§ **Records supplied**:

* * *

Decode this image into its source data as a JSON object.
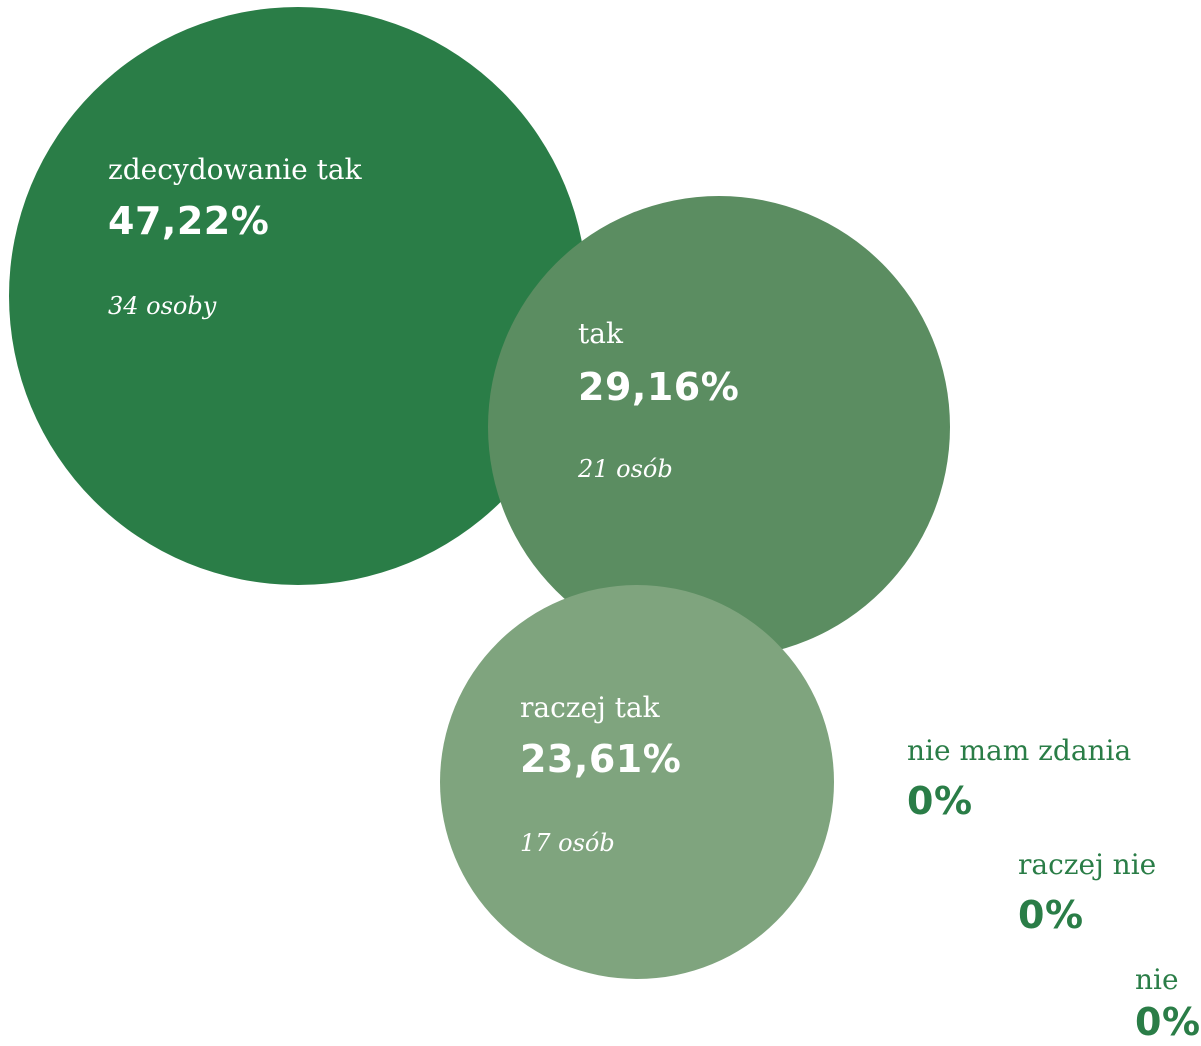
{
  "chart_data": {
    "type": "bubble",
    "title": "",
    "series": [
      {
        "category": "zdecydowanie tak",
        "percent_label": "47,22%",
        "value": 47.22,
        "count_label": "34 osoby",
        "count": 34,
        "color": "#2a7d47"
      },
      {
        "category": "tak",
        "percent_label": "29,16%",
        "value": 29.16,
        "count_label": "21 osób",
        "count": 21,
        "color": "#5b8d61"
      },
      {
        "category": "raczej tak",
        "percent_label": "23,61%",
        "value": 23.61,
        "count_label": "17 osób",
        "count": 17,
        "color": "#7fa47e"
      },
      {
        "category": "nie mam zdania",
        "percent_label": "0%",
        "value": 0,
        "color": "#2a7d47"
      },
      {
        "category": "raczej nie",
        "percent_label": "0%",
        "value": 0,
        "color": "#2a7d47"
      },
      {
        "category": "nie",
        "percent_label": "0%",
        "value": 0,
        "color": "#2a7d47"
      }
    ]
  }
}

* * *

§ **Written request**: Restate the entire listing word for word, excluding pictures.

§ **Answer to the exercise**:
Decode this image into its source data as a JSON object.
{
  "chart_data": {
    "type": "bubble",
    "title": "",
    "series": [
      {
        "category": "zdecydowanie tak",
        "percent_label": "47,22%",
        "value": 47.22,
        "count_label": "34 osoby",
        "count": 34,
        "color": "#2a7d47"
      },
      {
        "category": "tak",
        "percent_label": "29,16%",
        "value": 29.16,
        "count_label": "21 osób",
        "count": 21,
        "color": "#5b8d61"
      },
      {
        "category": "raczej tak",
        "percent_label": "23,61%",
        "value": 23.61,
        "count_label": "17 osób",
        "count": 17,
        "color": "#7fa47e"
      },
      {
        "category": "nie mam zdania",
        "percent_label": "0%",
        "value": 0,
        "color": "#2a7d47"
      },
      {
        "category": "raczej nie",
        "percent_label": "0%",
        "value": 0,
        "color": "#2a7d47"
      },
      {
        "category": "nie",
        "percent_label": "0%",
        "value": 0,
        "color": "#2a7d47"
      }
    ]
  }
}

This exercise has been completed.